## start Record list

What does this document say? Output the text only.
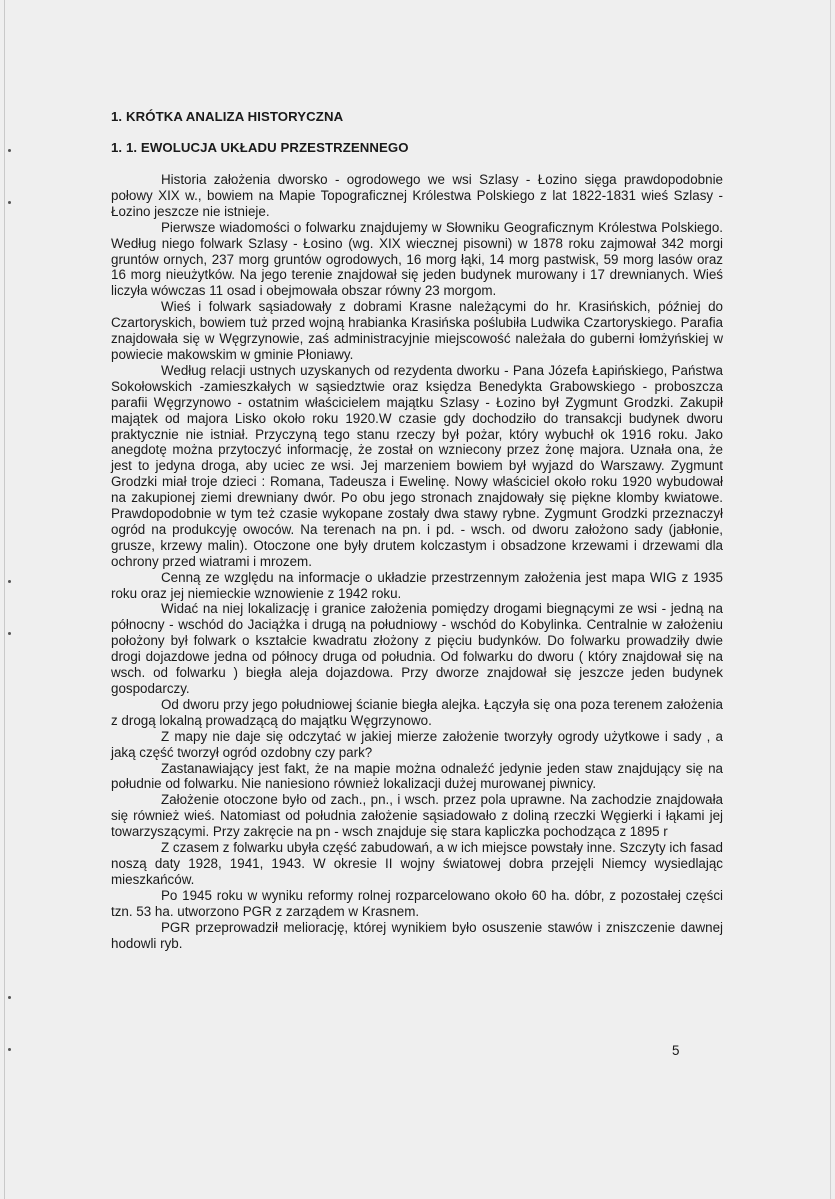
1. KRÓTKA ANALIZA HISTORYCZNA
1. 1. EWOLUCJA UKŁADU PRZESTRZENNEGO

Historia założenia dworsko - ogrodowego we wsi Szlasy - Łozino sięga prawdopodobnie połowy XIX w., bowiem na Mapie Topograficznej Królestwa Polskiego z lat 1822-1831 wieś Szlasy - Łozino jeszcze nie istnieje.

Pierwsze wiadomości o folwarku znajdujemy w Słowniku Geograficznym Królestwa Polskiego. Według niego folwark Szlasy - Łosino (wg. XIX wiecznej pisowni) w 1878 roku zajmował 342 morgi gruntów ornych, 237 morg gruntów ogrodowych, 16 morg łąki, 14 morg pastwisk, 59 morg lasów oraz 16 morg nieużytków. Na jego terenie znajdował się jeden budynek murowany i 17 drewnianych. Wieś liczyła wówczas 11 osad i obejmowała obszar równy 23 morgom.

Wieś i folwark sąsiadowały z dobrami Krasne należącymi do hr. Krasińskich, później do Czartoryskich, bowiem tuż przed wojną hrabianka Krasińska poślubiła Ludwika Czartoryskiego. Parafia znajdowała się w Węgrzynowie, zaś administracyjnie miejscowość należała do guberni łomżyńskiej w powiecie makowskim w gminie Płoniawy.

Według relacji ustnych uzyskanych od rezydenta dworku - Pana Józefa Łapińskiego, Państwa Sokołowskich -zamieszkałych w sąsiedztwie oraz księdza Benedykta Grabowskiego - proboszcza parafii Węgrzynowo - ostatnim właścicielem majątku Szlasy - Łozino był Zygmunt Grodzki. Zakupił majątek od majora Lisko około roku 1920.W czasie gdy dochodziło do transakcji budynek dworu praktycznie nie istniał. Przyczyną tego stanu rzeczy był pożar, który wybuchł ok 1916 roku. Jako anegdotę można przytoczyć informację, że został on wzniecony przez żonę majora. Uznała ona, że jest to jedyna droga, aby uciec ze wsi. Jej marzeniem bowiem był wyjazd do Warszawy. Zygmunt Grodzki miał troje dzieci : Romana, Tadeusza i Ewelinę. Nowy właściciel około roku 1920 wybudował na zakupionej ziemi drewniany dwór. Po obu jego stronach znajdowały się piękne klomby kwiatowe. Prawdopodobnie w tym też czasie wykopane zostały dwa stawy rybne. Zygmunt Grodzki przeznaczył ogród na produkcyję owoców. Na terenach na pn. i pd. - wsch. od dworu założono sady (jabłonie, grusze, krzewy malin). Otoczone one były drutem kolczastym i obsadzone krzewami i drzewami dla ochrony przed wiatrami i mrozem.

Cenną ze względu na informacje o układzie przestrzennym założenia jest mapa WIG z 1935 roku oraz jej niemieckie wznowienie z 1942 roku.

Widać na niej lokalizację i granice założenia pomiędzy drogami biegnącymi ze wsi - jedną na północny - wschód do Jaciążka i drugą na południowy - wschód do Kobylinka. Centralnie w założeniu położony był folwark o kształcie kwadratu złożony z pięciu budynków. Do folwarku prowadziły dwie drogi dojazdowe jedna od północy druga od południa. Od folwarku do dworu ( który znajdował się na wsch. od folwarku ) biegła aleja dojazdowa. Przy dworze znajdował się jeszcze jeden budynek gospodarczy.

Od dworu przy jego południowej ścianie biegła alejka. Łączyła się ona poza terenem założenia z drogą lokalną prowadzącą do majątku Węgrzynowo.

Z mapy nie daje się odczytać w jakiej mierze założenie tworzyły ogrody użytkowe i sady , a jaką część tworzył ogród ozdobny czy park?

Zastanawiający jest fakt, że na mapie można odnaleźć jedynie jeden staw znajdujący się na południe od folwarku. Nie naniesiono również lokalizacji dużej murowanej piwnicy.

Założenie otoczone było od zach., pn., i wsch. przez pola uprawne. Na zachodzie znajdowała się również wieś. Natomiast od południa założenie sąsiadowało z doliną rzeczki Węgierki i łąkami jej towarzyszącymi. Przy zakręcie na pn - wsch znajduje się stara kapliczka pochodząca z 1895 r

Z czasem z folwarku ubyła część zabudowań, a w ich miejsce powstały inne. Szczyty ich fasad noszą daty 1928, 1941, 1943. W okresie II wojny światowej dobra przejęli Niemcy wysiedlając mieszkańców.

Po 1945 roku w wyniku reformy rolnej rozparcelowano około 60 ha. dóbr, z pozostałej części tzn. 53 ha. utworzono PGR z zarządem w Krasnem.

PGR przeprowadził meliorację, której wynikiem było osuszenie stawów i zniszczenie dawnej hodowli ryb.

5
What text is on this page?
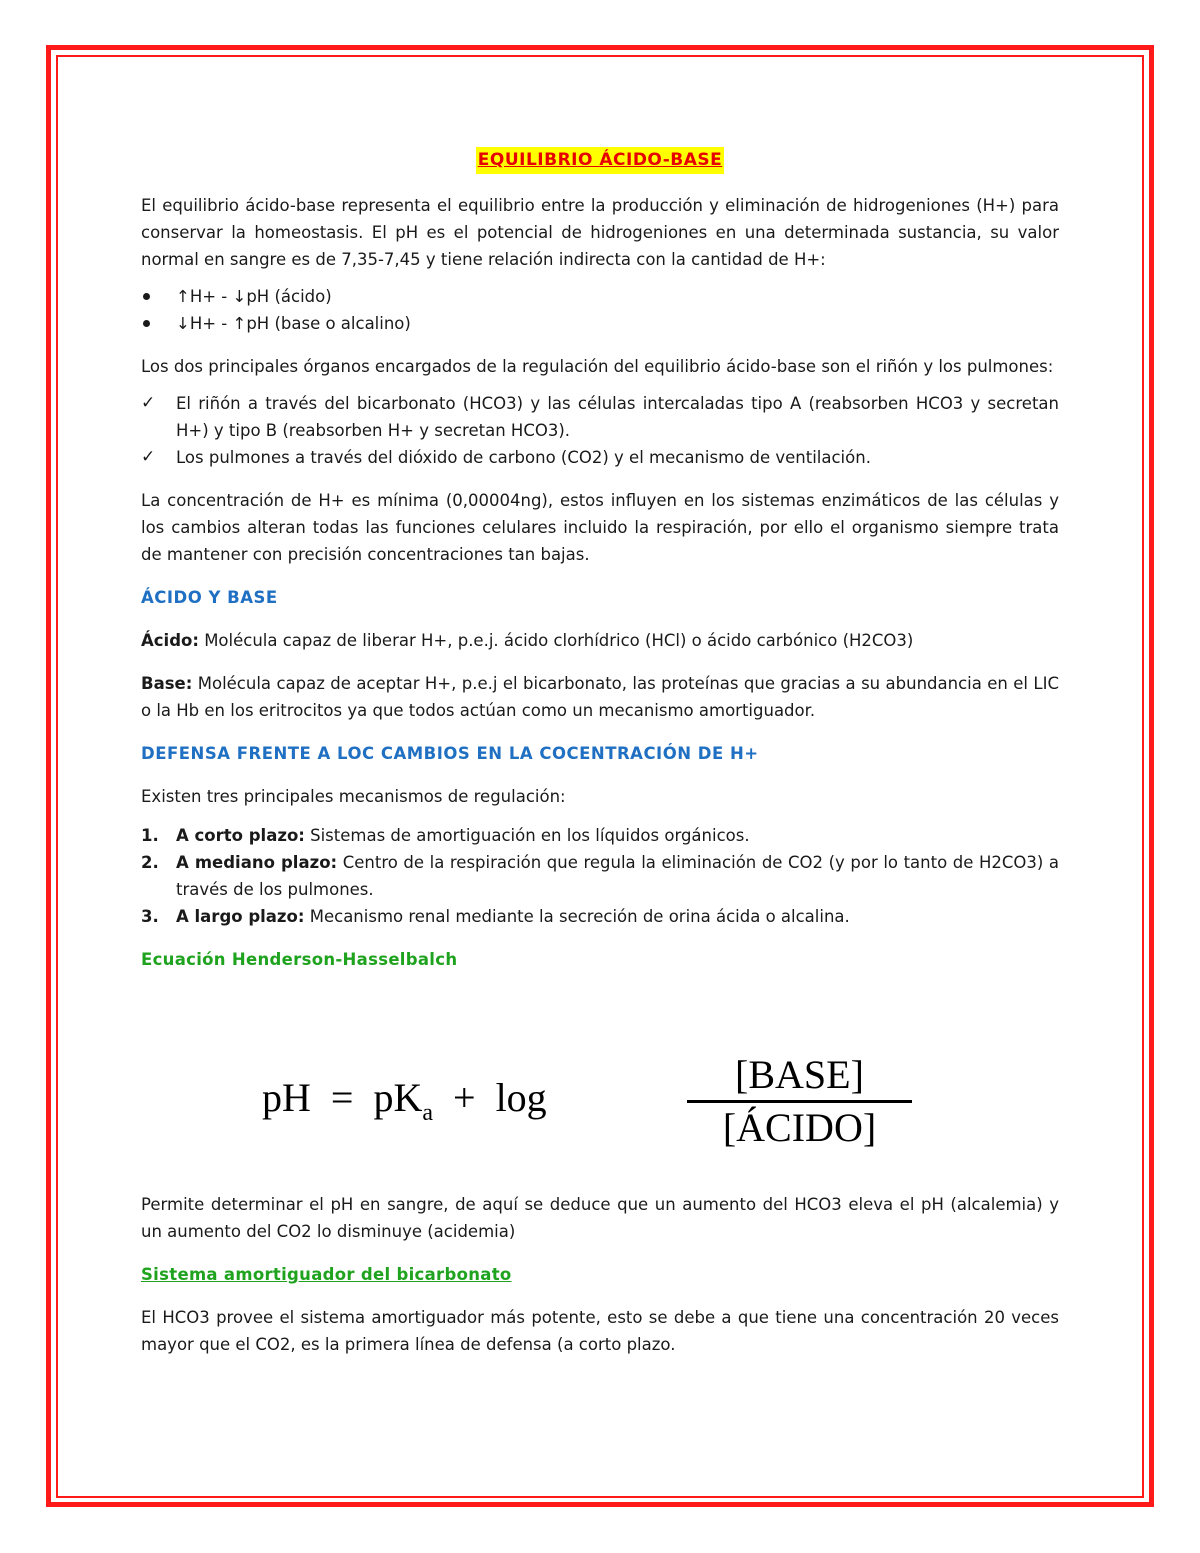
EQUILIBRIO ÁCIDO-BASE

El equilibrio ácido-base representa el equilibrio entre la producción y eliminación de hidrogeniones (H+) para conservar la homeostasis. El pH es el potencial de hidrogeniones en una determinada sustancia, su valor normal en sangre es de 7,35-7,45 y tiene relación indirecta con la cantidad de H+:

↑H+ - ↓pH (ácido)
↓H+ - ↑pH (base o alcalino)

Los dos principales órganos encargados de la regulación del equilibrio ácido-base son el riñón y los pulmones:

✓ El riñón a través del bicarbonato (HCO3) y las células intercaladas tipo A (reabsorben HCO3 y secretan H+) y tipo B (reabsorben H+ y secretan HCO3).
✓ Los pulmones a través del dióxido de carbono (CO2) y el mecanismo de ventilación.

La concentración de H+ es mínima (0,00004ng), estos influyen en los sistemas enzimáticos de las células y los cambios alteran todas las funciones celulares incluido la respiración, por ello el organismo siempre trata de mantener con precisión concentraciones tan bajas.

ÁCIDO Y BASE

Ácido: Molécula capaz de liberar H+, p.e.j. ácido clorhídrico (HCl) o ácido carbónico (H2CO3)

Base: Molécula capaz de aceptar H+, p.e.j el bicarbonato, las proteínas que gracias a su abundancia en el LIC o la Hb en los eritrocitos ya que todos actúan como un mecanismo amortiguador.

DEFENSA FRENTE A LOC CAMBIOS EN LA COCENTRACIÓN DE H+

Existen tres principales mecanismos de regulación:

1. A corto plazo: Sistemas de amortiguación en los líquidos orgánicos.
2. A mediano plazo: Centro de la respiración que regula la eliminación de CO2 (y por lo tanto de H2CO3) a través de los pulmones.
3. A largo plazo: Mecanismo renal mediante la secreción de orina ácida o alcalina.
Ecuación Henderson-Hasselbalch
pH = $pK_a + \log$
[BASE]
[ÁCIDO]

Permite determinar el pH en sangre, de aquí se deduce que un aumento del HCO3 eleva el pH (alcalemia) y un aumento del CO2 lo disminuye (acidemia)

Sistema amortiguador del bicarbonato

El HCO3 provee el sistema amortiguador más potente, esto se debe a que tiene una concentración 20 veces mayor que el CO2, es la primera línea de defensa (a corto plazo.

## end Record list

What is expected> Copy the material above exactly and drop the pictures.

Solution to this exercise>
What does this document say? Output the text only.
1. KRÓTKA ANALIZA HISTORYCZNA
1. 1. EWOLUCJA UKŁADU PRZESTRZENNEGO

Historia założenia dworsko - ogrodowego we wsi Szlasy - Łozino sięga prawdopodobnie połowy XIX w., bowiem na Mapie Topograficznej Królestwa Polskiego z lat 1822-1831 wieś Szlasy - Łozino jeszcze nie istnieje.

Pierwsze wiadomości o folwarku znajdujemy w Słowniku Geograficznym Królestwa Polskiego. Według niego folwark Szlasy - Łosino (wg. XIX wiecznej pisowni) w 1878 roku zajmował 342 morgi gruntów ornych, 237 morg gruntów ogrodowych, 16 morg łąki, 14 morg pastwisk, 59 morg lasów oraz 16 morg nieużytków. Na jego terenie znajdował się jeden budynek murowany i 17 drewnianych. Wieś liczyła wówczas 11 osad i obejmowała obszar równy 23 morgom.

Wieś i folwark sąsiadowały z dobrami Krasne należącymi do hr. Krasińskich, później do Czartoryskich, bowiem tuż przed wojną hrabianka Krasińska poślubiła Ludwika Czartoryskiego. Parafia znajdowała się w Węgrzynowie, zaś administracyjnie miejscowość należała do guberni łomżyńskiej w powiecie makowskim w gminie Płoniawy.

Według relacji ustnych uzyskanych od rezydenta dworku - Pana Józefa Łapińskiego, Państwa Sokołowskich -zamieszkałych w sąsiedztwie oraz księdza Benedykta Grabowskiego - proboszcza parafii Węgrzynowo - ostatnim właścicielem majątku Szlasy - Łozino był Zygmunt Grodzki. Zakupił majątek od majora Lisko około roku 1920.W czasie gdy dochodziło do transakcji budynek dworu praktycznie nie istniał. Przyczyną tego stanu rzeczy był pożar, który wybuchł ok 1916 roku. Jako anegdotę można przytoczyć informację, że został on wzniecony przez żonę majora. Uznała ona, że jest to jedyna droga, aby uciec ze wsi. Jej marzeniem bowiem był wyjazd do Warszawy. Zygmunt Grodzki miał troje dzieci : Romana, Tadeusza i Ewelinę. Nowy właściciel około roku 1920 wybudował na zakupionej ziemi drewniany dwór. Po obu jego stronach znajdowały się piękne klomby kwiatowe. Prawdopodobnie w tym też czasie wykopane zostały dwa stawy rybne. Zygmunt Grodzki przeznaczył ogród na produkcyję owoców. Na terenach na pn. i pd. - wsch. od dworu założono sady (jabłonie, grusze, krzewy malin). Otoczone one były drutem kolczastym i obsadzone krzewami i drzewami dla ochrony przed wiatrami i mrozem.

Cenną ze względu na informacje o układzie przestrzennym założenia jest mapa WIG z 1935 roku oraz jej niemieckie wznowienie z 1942 roku.

Widać na niej lokalizację i granice założenia pomiędzy drogami biegnącymi ze wsi - jedną na północny - wschód do Jaciążka i drugą na południowy - wschód do Kobylinka. Centralnie w założeniu położony był folwark o kształcie kwadratu złożony z pięciu budynków. Do folwarku prowadziły dwie drogi dojazdowe jedna od północy druga od południa. Od folwarku do dworu ( który znajdował się na wsch. od folwarku ) biegła aleja dojazdowa. Przy dworze znajdował się jeszcze jeden budynek gospodarczy.

Od dworu przy jego południowej ścianie biegła alejka. Łączyła się ona poza terenem założenia z drogą lokalną prowadzącą do majątku Węgrzynowo.

Z mapy nie daje się odczytać w jakiej mierze założenie tworzyły ogrody użytkowe i sady , a jaką część tworzył ogród ozdobny czy park?

Zastanawiający jest fakt, że na mapie można odnaleźć jedynie jeden staw znajdujący się na południe od folwarku. Nie naniesiono również lokalizacji dużej murowanej piwnicy.

Założenie otoczone było od zach., pn., i wsch. przez pola uprawne. Na zachodzie znajdowała się również wieś. Natomiast od południa założenie sąsiadowało z doliną rzeczki Węgierki i łąkami jej towarzyszącymi. Przy zakręcie na pn - wsch znajduje się stara kapliczka pochodząca z 1895 r

Z czasem z folwarku ubyła część zabudowań, a w ich miejsce powstały inne. Szczyty ich fasad noszą daty 1928, 1941, 1943. W okresie II wojny światowej dobra przejęli Niemcy wysiedlając mieszkańców.

Po 1945 roku w wyniku reformy rolnej rozparcelowano około 60 ha. dóbr, z pozostałej części tzn. 53 ha. utworzono PGR z zarządem w Krasnem.

PGR przeprowadził meliorację, której wynikiem było osuszenie stawów i zniszczenie dawnej hodowli ryb.

5
What text is on this page?
EQUILIBRIO ÁCIDO-BASE

El equilibrio ácido-base representa el equilibrio entre la producción y eliminación de hidrogeniones (H+) para conservar la homeostasis. El pH es el potencial de hidrogeniones en una determinada sustancia, su valor normal en sangre es de 7,35-7,45 y tiene relación indirecta con la cantidad de H+:

↑H+ - ↓pH (ácido)
↓H+ - ↑pH (base o alcalino)

Los dos principales órganos encargados de la regulación del equilibrio ácido-base son el riñón y los pulmones:

✓ El riñón a través del bicarbonato (HCO3) y las células intercaladas tipo A (reabsorben HCO3 y secretan H+) y tipo B (reabsorben H+ y secretan HCO3).
✓ Los pulmones a través del dióxido de carbono (CO2) y el mecanismo de ventilación.

La concentración de H+ es mínima (0,00004ng), estos influyen en los sistemas enzimáticos de las células y los cambios alteran todas las funciones celulares incluido la respiración, por ello el organismo siempre trata de mantener con precisión concentraciones tan bajas.

ÁCIDO Y BASE

Ácido: Molécula capaz de liberar H+, p.e.j. ácido clorhídrico (HCl) o ácido carbónico (H2CO3)

Base: Molécula capaz de aceptar H+, p.e.j el bicarbonato, las proteínas que gracias a su abundancia en el LIC o la Hb en los eritrocitos ya que todos actúan como un mecanismo amortiguador.

DEFENSA FRENTE A LOC CAMBIOS EN LA COCENTRACIÓN DE H+

Existen tres principales mecanismos de regulación:

1. A corto plazo: Sistemas de amortiguación en los líquidos orgánicos.
2. A mediano plazo: Centro de la respiración que regula la eliminación de CO2 (y por lo tanto de H2CO3) a través de los pulmones.
3. A largo plazo: Mecanismo renal mediante la secreción de orina ácida o alcalina.
Ecuación Henderson-Hasselbalch
pH = $pK_a + \log$
[BASE]
[ÁCIDO]

Permite determinar el pH en sangre, de aquí se deduce que un aumento del HCO3 eleva el pH (alcalemia) y un aumento del CO2 lo disminuye (acidemia)

Sistema amortiguador del bicarbonato

El HCO3 provee el sistema amortiguador más potente, esto se debe a que tiene una concentración 20 veces mayor que el CO2, es la primera línea de defensa (a corto plazo.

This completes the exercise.